> **TASK INSTRUCTIONS**: Return the material below in full and exactly.

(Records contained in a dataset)
^^^^^^^^

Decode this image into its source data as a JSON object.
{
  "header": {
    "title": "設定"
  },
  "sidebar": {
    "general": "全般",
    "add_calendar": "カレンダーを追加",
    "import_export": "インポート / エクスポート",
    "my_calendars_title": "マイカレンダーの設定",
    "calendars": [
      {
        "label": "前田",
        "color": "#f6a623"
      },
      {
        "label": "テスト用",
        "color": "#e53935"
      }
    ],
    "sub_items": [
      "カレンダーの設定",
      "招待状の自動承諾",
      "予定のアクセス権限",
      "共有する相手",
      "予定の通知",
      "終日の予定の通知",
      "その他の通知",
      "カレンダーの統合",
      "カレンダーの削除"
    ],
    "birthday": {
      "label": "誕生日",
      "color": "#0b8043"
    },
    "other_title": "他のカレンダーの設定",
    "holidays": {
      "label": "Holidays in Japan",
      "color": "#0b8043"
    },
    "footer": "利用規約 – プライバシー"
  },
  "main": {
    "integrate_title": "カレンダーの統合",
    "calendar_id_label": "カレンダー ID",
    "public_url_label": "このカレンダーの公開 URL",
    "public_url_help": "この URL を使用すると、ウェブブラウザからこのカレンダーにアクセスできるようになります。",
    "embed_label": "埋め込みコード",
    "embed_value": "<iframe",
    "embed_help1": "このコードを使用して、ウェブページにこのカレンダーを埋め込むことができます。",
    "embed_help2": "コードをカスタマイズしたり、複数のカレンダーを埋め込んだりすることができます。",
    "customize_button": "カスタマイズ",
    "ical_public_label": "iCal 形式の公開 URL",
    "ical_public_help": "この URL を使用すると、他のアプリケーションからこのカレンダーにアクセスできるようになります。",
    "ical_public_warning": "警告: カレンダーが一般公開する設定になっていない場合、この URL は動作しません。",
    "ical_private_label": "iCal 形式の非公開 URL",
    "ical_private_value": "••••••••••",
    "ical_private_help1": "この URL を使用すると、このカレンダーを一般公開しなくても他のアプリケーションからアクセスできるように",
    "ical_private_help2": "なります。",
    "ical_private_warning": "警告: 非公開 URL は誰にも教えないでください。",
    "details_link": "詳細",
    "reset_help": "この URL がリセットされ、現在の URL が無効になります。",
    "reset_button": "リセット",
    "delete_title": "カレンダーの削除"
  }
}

^^^^^^^^

> **PROBLEM SOLUTION**:
Decode this image into its source data as a JSON object.
{
  "header": {
    "title": "設定"
  },
  "sidebar": {
    "general": "全般",
    "add_calendar": "カレンダーを追加",
    "import_export": "インポート / エクスポート",
    "my_calendars_title": "マイカレンダーの設定",
    "calendars": [
      {
        "label": "前田",
        "color": "#f6a623"
      },
      {
        "label": "テスト用",
        "color": "#e53935"
      }
    ],
    "sub_items": [
      "カレンダーの設定",
      "招待状の自動承諾",
      "予定のアクセス権限",
      "共有する相手",
      "予定の通知",
      "終日の予定の通知",
      "その他の通知",
      "カレンダーの統合",
      "カレンダーの削除"
    ],
    "birthday": {
      "label": "誕生日",
      "color": "#0b8043"
    },
    "other_title": "他のカレンダーの設定",
    "holidays": {
      "label": "Holidays in Japan",
      "color": "#0b8043"
    },
    "footer": "利用規約 – プライバシー"
  },
  "main": {
    "integrate_title": "カレンダーの統合",
    "calendar_id_label": "カレンダー ID",
    "public_url_label": "このカレンダーの公開 URL",
    "public_url_help": "この URL を使用すると、ウェブブラウザからこのカレンダーにアクセスできるようになります。",
    "embed_label": "埋め込みコード",
    "embed_value": "<iframe",
    "embed_help1": "このコードを使用して、ウェブページにこのカレンダーを埋め込むことができます。",
    "embed_help2": "コードをカスタマイズしたり、複数のカレンダーを埋め込んだりすることができます。",
    "customize_button": "カスタマイズ",
    "ical_public_label": "iCal 形式の公開 URL",
    "ical_public_help": "この URL を使用すると、他のアプリケーションからこのカレンダーにアクセスできるようになります。",
    "ical_public_warning": "警告: カレンダーが一般公開する設定になっていない場合、この URL は動作しません。",
    "ical_private_label": "iCal 形式の非公開 URL",
    "ical_private_value": "••••••••••",
    "ical_private_help1": "この URL を使用すると、このカレンダーを一般公開しなくても他のアプリケーションからアクセスできるように",
    "ical_private_help2": "なります。",
    "ical_private_warning": "警告: 非公開 URL は誰にも教えないでください。",
    "details_link": "詳細",
    "reset_help": "この URL がリセットされ、現在の URL が無効になります。",
    "reset_button": "リセット",
    "delete_title": "カレンダーの削除"
  }
}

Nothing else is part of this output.